◆ **DIRECTION**
Write out every record below exactly as it appears.

◆ **DATASET EXTRACT**
****************************************
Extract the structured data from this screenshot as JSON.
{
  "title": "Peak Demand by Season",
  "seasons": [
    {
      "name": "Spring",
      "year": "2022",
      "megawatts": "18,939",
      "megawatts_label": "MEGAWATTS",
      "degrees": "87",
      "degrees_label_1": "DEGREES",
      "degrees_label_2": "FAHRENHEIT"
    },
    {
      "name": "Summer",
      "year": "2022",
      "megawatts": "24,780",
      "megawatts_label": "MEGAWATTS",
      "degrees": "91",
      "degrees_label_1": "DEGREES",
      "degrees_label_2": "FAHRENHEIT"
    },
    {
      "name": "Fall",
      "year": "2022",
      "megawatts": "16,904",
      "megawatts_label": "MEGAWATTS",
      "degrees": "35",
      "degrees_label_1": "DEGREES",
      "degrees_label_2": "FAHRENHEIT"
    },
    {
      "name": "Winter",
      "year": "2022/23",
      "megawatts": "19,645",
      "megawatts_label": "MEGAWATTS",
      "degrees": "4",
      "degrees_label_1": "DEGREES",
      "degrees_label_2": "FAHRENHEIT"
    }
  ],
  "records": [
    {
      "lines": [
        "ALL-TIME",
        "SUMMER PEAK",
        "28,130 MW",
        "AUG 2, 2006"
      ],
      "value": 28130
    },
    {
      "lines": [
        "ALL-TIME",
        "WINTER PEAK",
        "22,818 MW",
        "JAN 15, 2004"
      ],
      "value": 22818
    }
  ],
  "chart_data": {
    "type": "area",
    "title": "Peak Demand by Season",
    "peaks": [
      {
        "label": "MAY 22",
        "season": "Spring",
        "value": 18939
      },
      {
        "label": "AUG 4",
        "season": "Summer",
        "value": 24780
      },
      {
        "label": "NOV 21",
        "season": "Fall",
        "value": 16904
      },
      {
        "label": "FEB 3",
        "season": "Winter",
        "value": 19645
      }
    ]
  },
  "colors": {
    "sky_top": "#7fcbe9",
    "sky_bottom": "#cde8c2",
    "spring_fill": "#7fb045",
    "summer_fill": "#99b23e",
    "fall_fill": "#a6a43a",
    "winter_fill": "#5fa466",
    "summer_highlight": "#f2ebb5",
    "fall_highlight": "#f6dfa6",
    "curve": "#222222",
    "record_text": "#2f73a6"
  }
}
****************************************
◆ **TASK RESPONSE**
Extract the structured data from this screenshot as JSON.
{
  "title": "Peak Demand by Season",
  "seasons": [
    {
      "name": "Spring",
      "year": "2022",
      "megawatts": "18,939",
      "megawatts_label": "MEGAWATTS",
      "degrees": "87",
      "degrees_label_1": "DEGREES",
      "degrees_label_2": "FAHRENHEIT"
    },
    {
      "name": "Summer",
      "year": "2022",
      "megawatts": "24,780",
      "megawatts_label": "MEGAWATTS",
      "degrees": "91",
      "degrees_label_1": "DEGREES",
      "degrees_label_2": "FAHRENHEIT"
    },
    {
      "name": "Fall",
      "year": "2022",
      "megawatts": "16,904",
      "megawatts_label": "MEGAWATTS",
      "degrees": "35",
      "degrees_label_1": "DEGREES",
      "degrees_label_2": "FAHRENHEIT"
    },
    {
      "name": "Winter",
      "year": "2022/23",
      "megawatts": "19,645",
      "megawatts_label": "MEGAWATTS",
      "degrees": "4",
      "degrees_label_1": "DEGREES",
      "degrees_label_2": "FAHRENHEIT"
    }
  ],
  "records": [
    {
      "lines": [
        "ALL-TIME",
        "SUMMER PEAK",
        "28,130 MW",
        "AUG 2, 2006"
      ],
      "value": 28130
    },
    {
      "lines": [
        "ALL-TIME",
        "WINTER PEAK",
        "22,818 MW",
        "JAN 15, 2004"
      ],
      "value": 22818
    }
  ],
  "chart_data": {
    "type": "area",
    "title": "Peak Demand by Season",
    "peaks": [
      {
        "label": "MAY 22",
        "season": "Spring",
        "value": 18939
      },
      {
        "label": "AUG 4",
        "season": "Summer",
        "value": 24780
      },
      {
        "label": "NOV 21",
        "season": "Fall",
        "value": 16904
      },
      {
        "label": "FEB 3",
        "season": "Winter",
        "value": 19645
      }
    ]
  },
  "colors": {
    "sky_top": "#7fcbe9",
    "sky_bottom": "#cde8c2",
    "spring_fill": "#7fb045",
    "summer_fill": "#99b23e",
    "fall_fill": "#a6a43a",
    "winter_fill": "#5fa466",
    "summer_highlight": "#f2ebb5",
    "fall_highlight": "#f6dfa6",
    "curve": "#222222",
    "record_text": "#2f73a6"
  }
}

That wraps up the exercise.